» **Problem**:
Pull out every line with the word "rétroactive".

» **Material for this exercise**:

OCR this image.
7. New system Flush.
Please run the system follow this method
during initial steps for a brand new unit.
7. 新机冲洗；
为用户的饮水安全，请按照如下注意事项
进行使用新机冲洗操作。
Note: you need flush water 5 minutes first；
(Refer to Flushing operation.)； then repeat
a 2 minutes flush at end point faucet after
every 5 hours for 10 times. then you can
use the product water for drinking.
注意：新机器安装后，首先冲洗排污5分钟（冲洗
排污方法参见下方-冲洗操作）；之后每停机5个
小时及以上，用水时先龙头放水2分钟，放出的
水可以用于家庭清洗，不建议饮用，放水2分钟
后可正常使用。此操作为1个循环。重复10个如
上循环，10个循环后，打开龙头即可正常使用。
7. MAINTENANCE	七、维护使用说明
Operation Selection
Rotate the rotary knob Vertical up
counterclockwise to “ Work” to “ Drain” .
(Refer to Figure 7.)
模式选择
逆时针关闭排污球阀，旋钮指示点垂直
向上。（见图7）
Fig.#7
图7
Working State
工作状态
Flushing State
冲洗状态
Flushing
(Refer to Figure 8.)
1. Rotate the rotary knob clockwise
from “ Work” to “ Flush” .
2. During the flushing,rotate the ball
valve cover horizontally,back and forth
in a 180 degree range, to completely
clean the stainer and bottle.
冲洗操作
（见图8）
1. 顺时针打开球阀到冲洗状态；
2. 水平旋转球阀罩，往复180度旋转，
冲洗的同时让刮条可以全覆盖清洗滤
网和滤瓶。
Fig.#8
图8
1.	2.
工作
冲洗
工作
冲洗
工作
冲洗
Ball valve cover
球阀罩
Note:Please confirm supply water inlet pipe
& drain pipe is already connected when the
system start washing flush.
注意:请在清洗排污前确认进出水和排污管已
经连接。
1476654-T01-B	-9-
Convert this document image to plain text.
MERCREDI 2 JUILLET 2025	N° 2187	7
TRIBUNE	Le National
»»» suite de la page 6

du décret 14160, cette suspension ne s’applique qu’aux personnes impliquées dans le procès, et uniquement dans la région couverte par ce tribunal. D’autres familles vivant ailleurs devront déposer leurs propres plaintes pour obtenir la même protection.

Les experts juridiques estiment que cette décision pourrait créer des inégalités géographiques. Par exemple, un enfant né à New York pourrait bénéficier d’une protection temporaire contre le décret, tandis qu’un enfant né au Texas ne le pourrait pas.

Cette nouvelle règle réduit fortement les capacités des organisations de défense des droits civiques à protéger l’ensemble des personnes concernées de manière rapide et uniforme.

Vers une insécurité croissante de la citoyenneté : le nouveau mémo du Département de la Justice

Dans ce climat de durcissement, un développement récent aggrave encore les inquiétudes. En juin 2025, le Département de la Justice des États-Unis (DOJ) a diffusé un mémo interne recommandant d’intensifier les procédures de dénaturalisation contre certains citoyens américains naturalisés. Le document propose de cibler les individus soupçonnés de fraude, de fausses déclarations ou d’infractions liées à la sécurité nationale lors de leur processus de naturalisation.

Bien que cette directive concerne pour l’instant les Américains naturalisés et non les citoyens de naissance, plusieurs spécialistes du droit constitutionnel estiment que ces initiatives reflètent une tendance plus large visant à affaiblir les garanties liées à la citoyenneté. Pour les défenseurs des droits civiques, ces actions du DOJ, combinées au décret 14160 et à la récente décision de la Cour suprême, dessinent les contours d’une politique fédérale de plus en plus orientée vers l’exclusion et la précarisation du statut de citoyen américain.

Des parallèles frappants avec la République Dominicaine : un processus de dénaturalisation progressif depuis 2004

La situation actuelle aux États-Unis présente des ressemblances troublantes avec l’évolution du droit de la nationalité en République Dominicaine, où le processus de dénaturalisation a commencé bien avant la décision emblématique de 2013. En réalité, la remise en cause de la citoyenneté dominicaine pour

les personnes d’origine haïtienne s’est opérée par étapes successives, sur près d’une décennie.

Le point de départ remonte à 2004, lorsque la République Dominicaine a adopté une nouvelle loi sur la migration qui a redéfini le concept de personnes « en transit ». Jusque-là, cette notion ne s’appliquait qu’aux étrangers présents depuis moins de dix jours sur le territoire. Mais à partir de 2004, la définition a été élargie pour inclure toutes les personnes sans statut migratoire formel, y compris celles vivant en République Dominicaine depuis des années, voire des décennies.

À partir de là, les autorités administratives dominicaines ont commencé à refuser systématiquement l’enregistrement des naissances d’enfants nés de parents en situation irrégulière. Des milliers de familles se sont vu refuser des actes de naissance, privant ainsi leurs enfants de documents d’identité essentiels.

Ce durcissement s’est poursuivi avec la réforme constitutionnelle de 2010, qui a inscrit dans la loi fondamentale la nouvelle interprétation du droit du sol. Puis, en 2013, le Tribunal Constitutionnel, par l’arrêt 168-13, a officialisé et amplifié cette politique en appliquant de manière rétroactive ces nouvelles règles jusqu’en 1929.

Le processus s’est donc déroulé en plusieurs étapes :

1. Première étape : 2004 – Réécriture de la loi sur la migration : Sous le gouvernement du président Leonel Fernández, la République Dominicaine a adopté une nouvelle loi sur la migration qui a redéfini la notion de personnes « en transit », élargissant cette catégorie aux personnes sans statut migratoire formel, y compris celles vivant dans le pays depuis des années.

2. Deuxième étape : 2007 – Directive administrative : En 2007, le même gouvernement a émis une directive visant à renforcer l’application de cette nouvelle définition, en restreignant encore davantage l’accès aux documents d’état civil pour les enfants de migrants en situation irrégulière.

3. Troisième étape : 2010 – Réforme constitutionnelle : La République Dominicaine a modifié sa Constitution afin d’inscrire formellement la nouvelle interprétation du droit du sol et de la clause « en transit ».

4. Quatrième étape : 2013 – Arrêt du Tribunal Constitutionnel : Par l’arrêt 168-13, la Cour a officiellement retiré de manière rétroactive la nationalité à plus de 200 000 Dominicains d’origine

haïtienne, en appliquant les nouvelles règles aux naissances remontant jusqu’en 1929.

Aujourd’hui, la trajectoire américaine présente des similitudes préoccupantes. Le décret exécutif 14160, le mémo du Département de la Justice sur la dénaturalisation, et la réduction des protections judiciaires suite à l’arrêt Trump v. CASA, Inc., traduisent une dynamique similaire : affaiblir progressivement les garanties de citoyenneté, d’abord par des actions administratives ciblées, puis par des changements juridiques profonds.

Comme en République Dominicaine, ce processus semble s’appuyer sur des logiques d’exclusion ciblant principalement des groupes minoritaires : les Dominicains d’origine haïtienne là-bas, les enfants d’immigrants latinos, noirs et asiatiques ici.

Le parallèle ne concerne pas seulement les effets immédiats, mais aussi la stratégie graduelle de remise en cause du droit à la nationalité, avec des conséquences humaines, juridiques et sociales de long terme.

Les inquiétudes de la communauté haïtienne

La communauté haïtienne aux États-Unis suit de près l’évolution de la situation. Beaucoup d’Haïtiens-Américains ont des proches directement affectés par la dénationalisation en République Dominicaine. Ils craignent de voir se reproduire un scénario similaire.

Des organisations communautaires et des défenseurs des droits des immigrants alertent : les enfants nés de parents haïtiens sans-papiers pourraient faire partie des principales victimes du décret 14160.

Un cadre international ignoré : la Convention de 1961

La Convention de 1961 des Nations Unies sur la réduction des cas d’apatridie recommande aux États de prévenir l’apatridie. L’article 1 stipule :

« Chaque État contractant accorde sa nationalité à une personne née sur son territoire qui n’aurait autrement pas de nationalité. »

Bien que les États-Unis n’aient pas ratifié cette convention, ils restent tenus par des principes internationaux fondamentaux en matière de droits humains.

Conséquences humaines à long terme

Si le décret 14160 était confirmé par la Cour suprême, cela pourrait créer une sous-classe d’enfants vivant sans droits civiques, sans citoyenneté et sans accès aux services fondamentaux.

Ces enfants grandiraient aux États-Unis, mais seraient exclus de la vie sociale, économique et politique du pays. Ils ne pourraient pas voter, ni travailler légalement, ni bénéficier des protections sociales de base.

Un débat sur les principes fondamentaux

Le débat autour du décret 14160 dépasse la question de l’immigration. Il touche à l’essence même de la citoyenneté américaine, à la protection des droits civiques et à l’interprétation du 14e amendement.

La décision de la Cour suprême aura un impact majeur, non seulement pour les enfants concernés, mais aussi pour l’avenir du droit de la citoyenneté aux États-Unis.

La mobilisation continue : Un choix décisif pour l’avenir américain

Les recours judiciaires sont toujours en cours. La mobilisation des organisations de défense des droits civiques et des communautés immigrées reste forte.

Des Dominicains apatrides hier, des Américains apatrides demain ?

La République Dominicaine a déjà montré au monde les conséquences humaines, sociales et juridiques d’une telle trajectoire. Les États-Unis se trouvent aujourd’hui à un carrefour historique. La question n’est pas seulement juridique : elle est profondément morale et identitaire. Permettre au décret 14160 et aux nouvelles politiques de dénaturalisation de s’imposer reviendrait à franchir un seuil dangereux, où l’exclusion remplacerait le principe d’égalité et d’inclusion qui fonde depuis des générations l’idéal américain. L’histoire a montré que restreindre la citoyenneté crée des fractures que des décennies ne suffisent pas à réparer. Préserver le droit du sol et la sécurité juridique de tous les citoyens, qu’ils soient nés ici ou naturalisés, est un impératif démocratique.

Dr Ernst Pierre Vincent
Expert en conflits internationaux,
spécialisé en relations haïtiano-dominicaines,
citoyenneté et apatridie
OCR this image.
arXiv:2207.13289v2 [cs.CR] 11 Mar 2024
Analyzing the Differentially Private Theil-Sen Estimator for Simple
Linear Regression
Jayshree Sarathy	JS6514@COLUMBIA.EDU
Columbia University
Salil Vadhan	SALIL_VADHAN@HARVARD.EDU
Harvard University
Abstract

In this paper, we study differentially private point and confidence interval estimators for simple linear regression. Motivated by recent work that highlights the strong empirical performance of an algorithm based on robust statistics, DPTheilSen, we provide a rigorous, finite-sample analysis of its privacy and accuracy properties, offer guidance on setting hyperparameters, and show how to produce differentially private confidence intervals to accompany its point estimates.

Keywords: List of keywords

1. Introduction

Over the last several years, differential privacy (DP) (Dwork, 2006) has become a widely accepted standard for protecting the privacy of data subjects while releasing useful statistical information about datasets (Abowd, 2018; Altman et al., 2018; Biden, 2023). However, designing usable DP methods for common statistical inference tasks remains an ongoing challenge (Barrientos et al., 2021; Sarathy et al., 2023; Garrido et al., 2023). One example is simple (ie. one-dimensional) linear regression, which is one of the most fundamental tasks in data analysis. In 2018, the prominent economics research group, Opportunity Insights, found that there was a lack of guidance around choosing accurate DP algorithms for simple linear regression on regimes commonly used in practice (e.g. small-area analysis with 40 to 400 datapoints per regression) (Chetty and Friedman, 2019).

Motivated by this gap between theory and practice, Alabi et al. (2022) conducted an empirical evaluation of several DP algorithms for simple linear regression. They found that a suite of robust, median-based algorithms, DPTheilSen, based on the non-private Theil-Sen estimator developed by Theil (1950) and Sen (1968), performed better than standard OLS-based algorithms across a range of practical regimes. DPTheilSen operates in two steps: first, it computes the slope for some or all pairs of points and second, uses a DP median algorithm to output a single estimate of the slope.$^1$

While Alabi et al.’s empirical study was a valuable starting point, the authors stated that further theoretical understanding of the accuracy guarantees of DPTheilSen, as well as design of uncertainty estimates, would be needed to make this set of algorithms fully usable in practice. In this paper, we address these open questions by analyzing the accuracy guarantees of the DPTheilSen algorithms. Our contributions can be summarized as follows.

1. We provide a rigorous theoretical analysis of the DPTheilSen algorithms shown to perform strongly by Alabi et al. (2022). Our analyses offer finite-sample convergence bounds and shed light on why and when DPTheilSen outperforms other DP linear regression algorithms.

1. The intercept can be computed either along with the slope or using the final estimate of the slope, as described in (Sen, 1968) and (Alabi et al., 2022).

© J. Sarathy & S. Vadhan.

» **Solution below**:
Ce durcissement s’est poursuivi avec la réforme constitutionnelle de 2010, qui a inscrit dans la loi fondamentale la nouvelle interprétation du droit du sol. Puis, en 2013, le Tribunal Constitutionnel, par l’arrêt 168-13, a officialisé et amplifié cette politique en appliquant de manière rétroactive ces nouvelles règles jusqu’en 1929.
4. Quatrième étape : 2013 – Arrêt du Tribunal Constitutionnel : Par l’arrêt 168-13, la Cour a officiellement retiré de manière rétroactive la nationalité à plus de 200 000 Dominicains d’origine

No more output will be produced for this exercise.